**GOAL:** Pull every line containing "있습니까" from the entries.

**EXTRACTED INFORMATION:**
----

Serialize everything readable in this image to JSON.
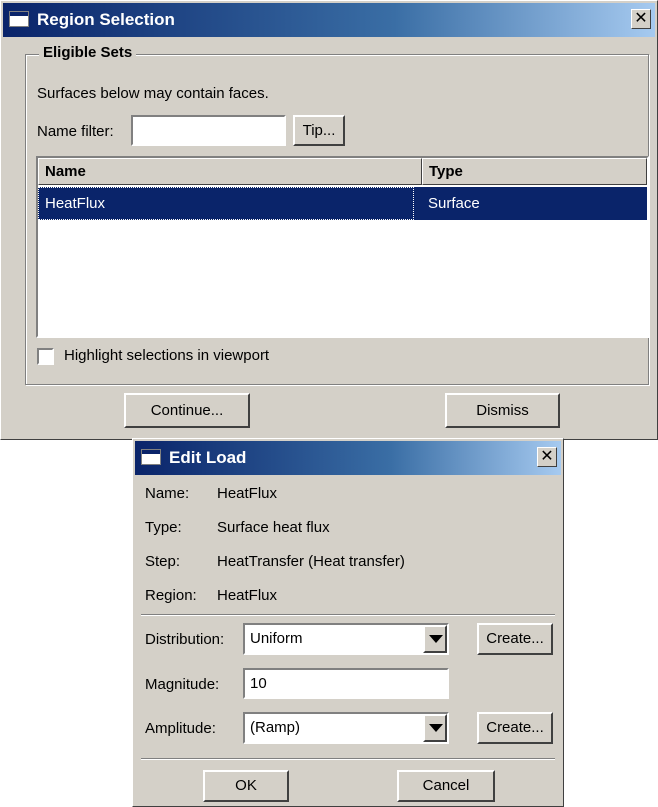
{
  "region_selection": {
    "title": "Region Selection",
    "close_glyph": "✕",
    "group_title": "Eligible Sets",
    "info_text": "Surfaces below may contain faces.",
    "name_filter_label": "Name filter:",
    "name_filter_value": "",
    "tip_button": "Tip...",
    "table": {
      "columns": [
        "Name",
        "Type"
      ],
      "rows": [
        {
          "name": "HeatFlux",
          "type": "Surface",
          "selected": true
        }
      ]
    },
    "highlight_checkbox_label": "Highlight selections in viewport",
    "highlight_checked": false,
    "continue_button": "Continue...",
    "dismiss_button": "Dismiss"
  },
  "edit_load": {
    "title": "Edit Load",
    "close_glyph": "✕",
    "info": {
      "name_label": "Name:",
      "name_value": "HeatFlux",
      "type_label": "Type:",
      "type_value": "Surface heat flux",
      "step_label": "Step:",
      "step_value": "HeatTransfer (Heat transfer)",
      "region_label": "Region:",
      "region_value": "HeatFlux"
    },
    "distribution_label": "Distribution:",
    "distribution_value": "Uniform",
    "distribution_create_button": "Create...",
    "magnitude_label": "Magnitude:",
    "magnitude_value": "10",
    "amplitude_label": "Amplitude:",
    "amplitude_value": "(Ramp)",
    "amplitude_create_button": "Create...",
    "ok_button": "OK",
    "cancel_button": "Cancel"
  },
  "colors": {
    "dialog_face": "#d4d0c8",
    "title_active": "#0a246a",
    "selection": "#0a246a"
  }
}
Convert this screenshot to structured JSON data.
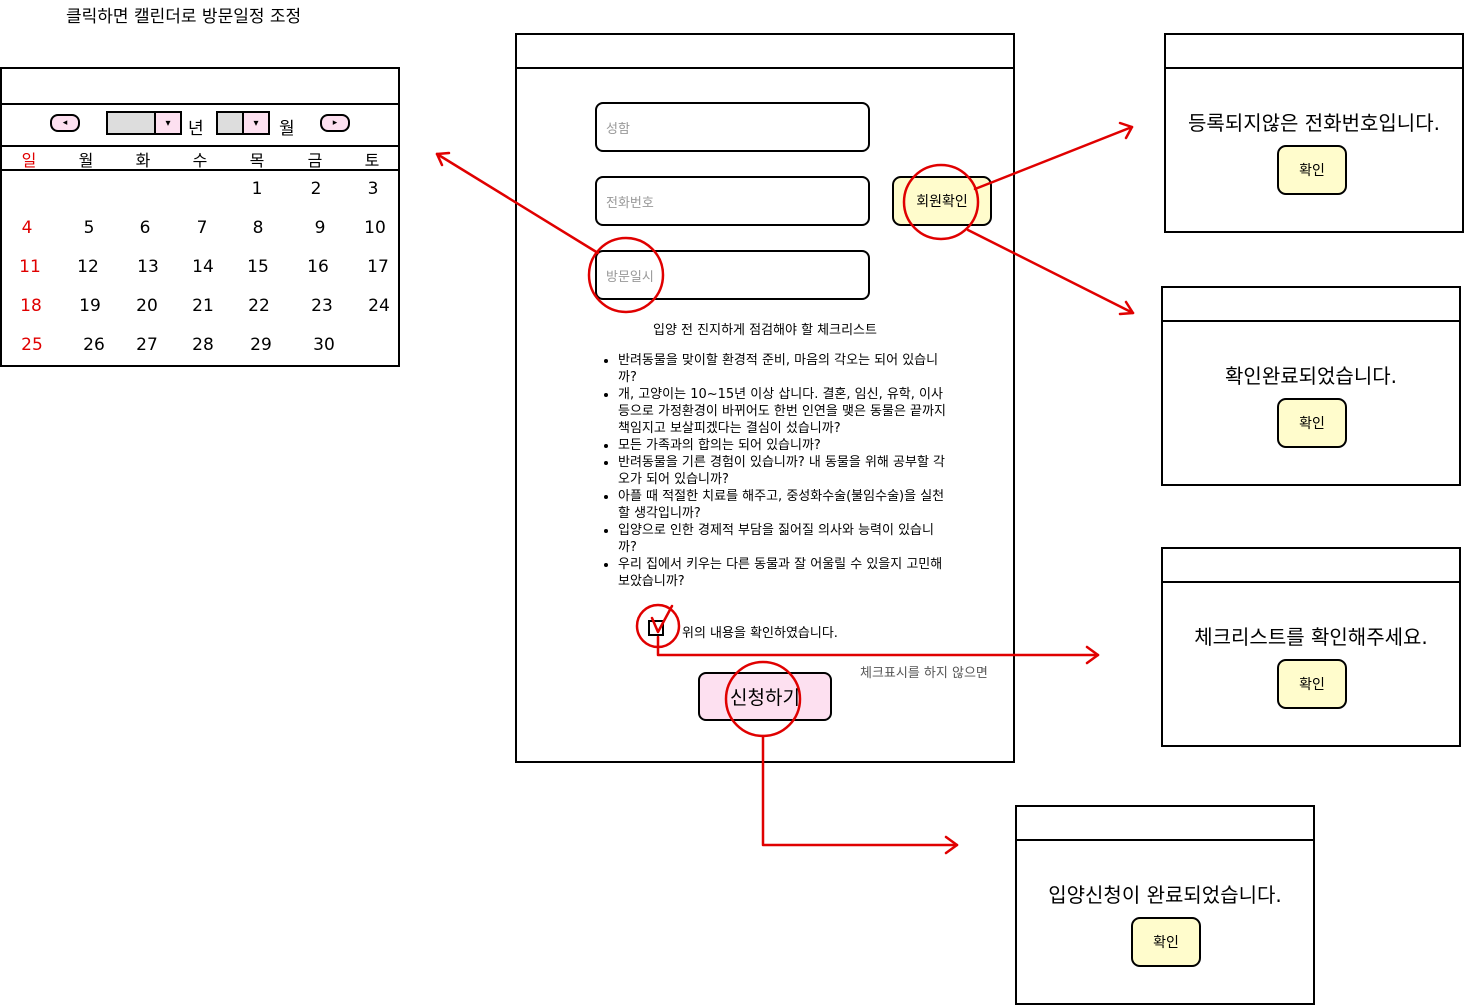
{
  "annotations": {
    "calendar_note": "클릭하면 캘린더로 방문일정 조정",
    "checkbox_note": "체크표시를 하지 않으면"
  },
  "calendar": {
    "prev_icon": "◂",
    "next_icon": "▸",
    "year_unit": "년",
    "month_unit": "월",
    "dropdown_icon": "▾",
    "weekdays": [
      "일",
      "월",
      "화",
      "수",
      "목",
      "금",
      "토"
    ],
    "weeks": [
      [
        "",
        "",
        "",
        "",
        "1",
        "2",
        "3"
      ],
      [
        "4",
        "5",
        "6",
        "7",
        "8",
        "9",
        "10"
      ],
      [
        "11",
        "12",
        "13",
        "14",
        "15",
        "16",
        "17"
      ],
      [
        "18",
        "19",
        "20",
        "21",
        "22",
        "23",
        "24"
      ],
      [
        "25",
        "26",
        "27",
        "28",
        "29",
        "30",
        ""
      ]
    ]
  },
  "form": {
    "name_placeholder": "성함",
    "phone_placeholder": "전화번호",
    "visit_placeholder": "방문일시",
    "member_check_label": "회원확인",
    "checklist_title": "입양 전 진지하게 점검해야 할 체크리스트",
    "checklist": [
      "반려동물을 맞이할 환경적 준비, 마음의 각오는 되어 있습니까?",
      "개, 고양이는 10~15년 이상 삽니다. 결혼, 임신, 유학, 이사 등으로 가정환경이 바뀌어도 한번 인연을 맺은 동물은 끝까지 책임지고 보살피겠다는 결심이 섰습니까?",
      "모든 가족과의 합의는 되어 있습니까?",
      "반려동물을 기른 경험이 있습니까? 내 동물을 위해 공부할 각오가 되어 있습니까?",
      "아플 때 적절한 치료를 해주고, 중성화수술(불임수술)을 실천할 생각입니까?",
      "입양으로 인한 경제적 부담을 짊어질 의사와 능력이 있습니까?",
      "우리 집에서 키우는 다른 동물과 잘 어울릴 수 있을지 고민해보았습니까?"
    ],
    "confirm_text": "위의 내용을 확인하였습니다.",
    "submit_label": "신청하기"
  },
  "dialogs": {
    "not_registered": {
      "message": "등록되지않은 전화번호입니다.",
      "ok": "확인"
    },
    "confirmed": {
      "message": "확인완료되었습니다.",
      "ok": "확인"
    },
    "check_required": {
      "message": "체크리스트를 확인해주세요.",
      "ok": "확인"
    },
    "completed": {
      "message": "입양신청이 완료되었습니다.",
      "ok": "확인"
    }
  },
  "colors": {
    "annotation_red": "#e00000",
    "button_yellow": "#fffccc",
    "button_pink": "#fde0f0",
    "sunday_red": "#e00000"
  }
}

----

**ANSWER TO THIS TASK:**
      "반려동물을 맞이할 환경적 준비, 마음의 각오는 되어 있습니까?",
      "모든 가족과의 합의는 되어 있습니까?",
      "반려동물을 기른 경험이 있습니까? 내 동물을 위해 공부할 각오가 되어 있습니까?",
      "입양으로 인한 경제적 부담을 짊어질 의사와 능력이 있습니까?",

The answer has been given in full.